***** Records to use
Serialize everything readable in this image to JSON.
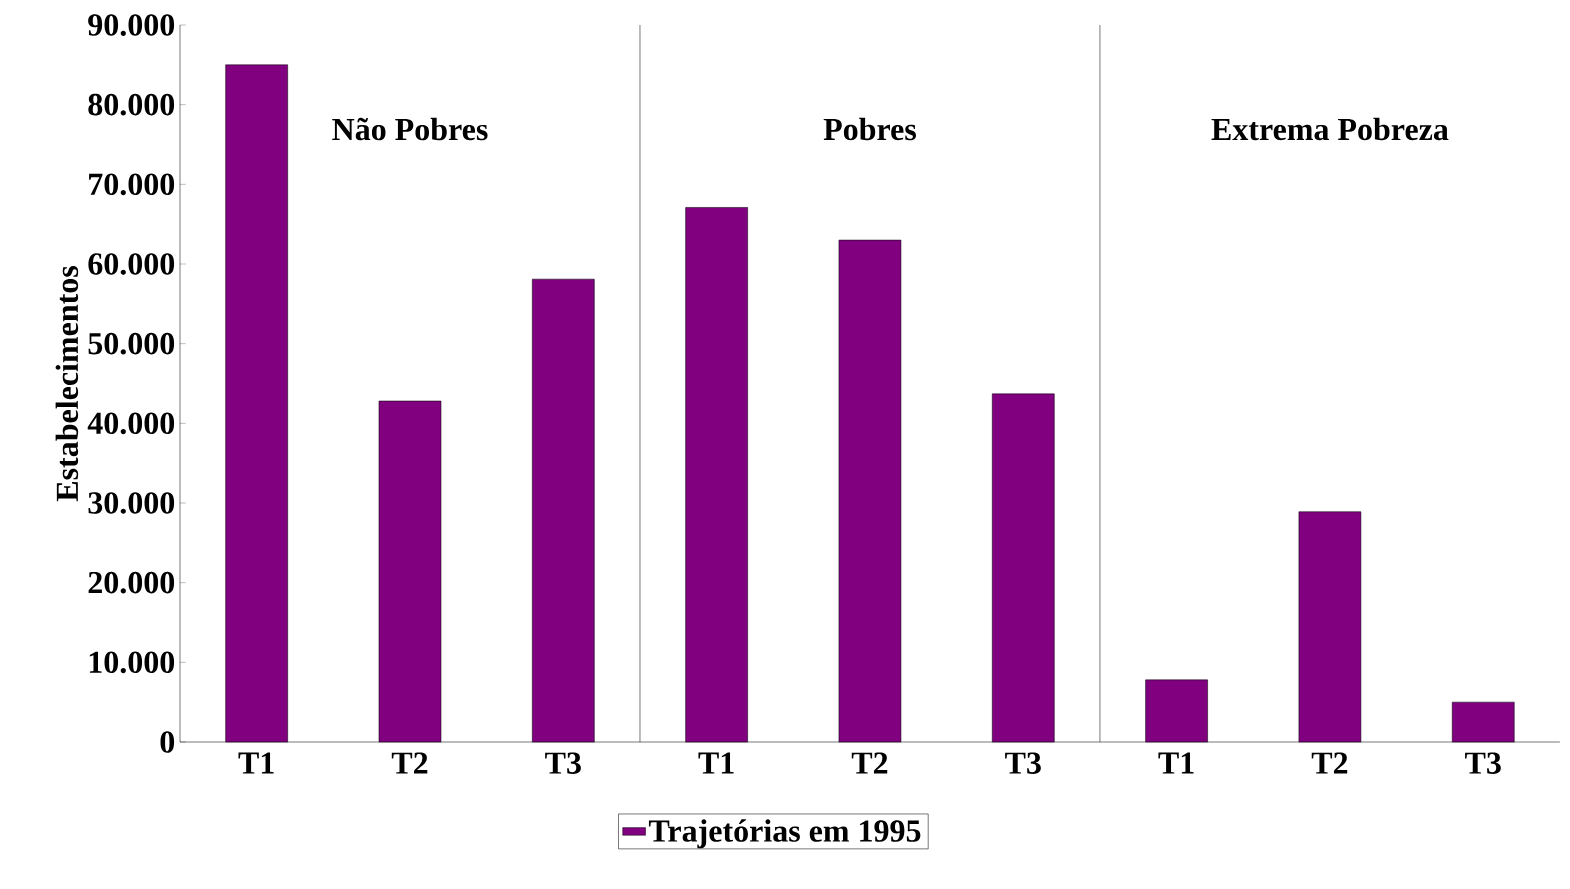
{
  "chart_data": {
    "type": "bar",
    "ylabel": "Estabelecimentos",
    "categories": [
      "T1",
      "T2",
      "T3",
      "T1",
      "T2",
      "T3",
      "T1",
      "T2",
      "T3"
    ],
    "series": [
      {
        "name": "Trajetórias em 1995",
        "color": "#800080",
        "values": [
          85000,
          42800,
          58100,
          67100,
          63000,
          43700,
          7800,
          28900,
          5000
        ]
      }
    ],
    "ylim": [
      0,
      90000
    ],
    "yticks": [
      {
        "value": 0,
        "label": "0"
      },
      {
        "value": 10000,
        "label": "10.000"
      },
      {
        "value": 20000,
        "label": "20.000"
      },
      {
        "value": 30000,
        "label": "30.000"
      },
      {
        "value": 40000,
        "label": "40.000"
      },
      {
        "value": 50000,
        "label": "50.000"
      },
      {
        "value": 60000,
        "label": "60.000"
      },
      {
        "value": 70000,
        "label": "70.000"
      },
      {
        "value": 80000,
        "label": "80.000"
      },
      {
        "value": 90000,
        "label": "90.000"
      }
    ],
    "annotations": [
      "Não Pobres",
      "Pobres",
      "Extrema Pobreza"
    ],
    "grid": false,
    "legend": "bottom"
  }
}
**********
» **Work instructions**:
Reproduce each entry verbatim, excluding any embedded images.

» **Answer to the problem**:
Serialize everything readable in this image to JSON.
{
  "chart_data": {
    "type": "bar",
    "ylabel": "Estabelecimentos",
    "categories": [
      "T1",
      "T2",
      "T3",
      "T1",
      "T2",
      "T3",
      "T1",
      "T2",
      "T3"
    ],
    "series": [
      {
        "name": "Trajetórias em 1995",
        "color": "#800080",
        "values": [
          85000,
          42800,
          58100,
          67100,
          63000,
          43700,
          7800,
          28900,
          5000
        ]
      }
    ],
    "ylim": [
      0,
      90000
    ],
    "yticks": [
      {
        "value": 0,
        "label": "0"
      },
      {
        "value": 10000,
        "label": "10.000"
      },
      {
        "value": 20000,
        "label": "20.000"
      },
      {
        "value": 30000,
        "label": "30.000"
      },
      {
        "value": 40000,
        "label": "40.000"
      },
      {
        "value": 50000,
        "label": "50.000"
      },
      {
        "value": 60000,
        "label": "60.000"
      },
      {
        "value": 70000,
        "label": "70.000"
      },
      {
        "value": 80000,
        "label": "80.000"
      },
      {
        "value": 90000,
        "label": "90.000"
      }
    ],
    "annotations": [
      "Não Pobres",
      "Pobres",
      "Extrema Pobreza"
    ],
    "grid": false,
    "legend": "bottom"
  }
}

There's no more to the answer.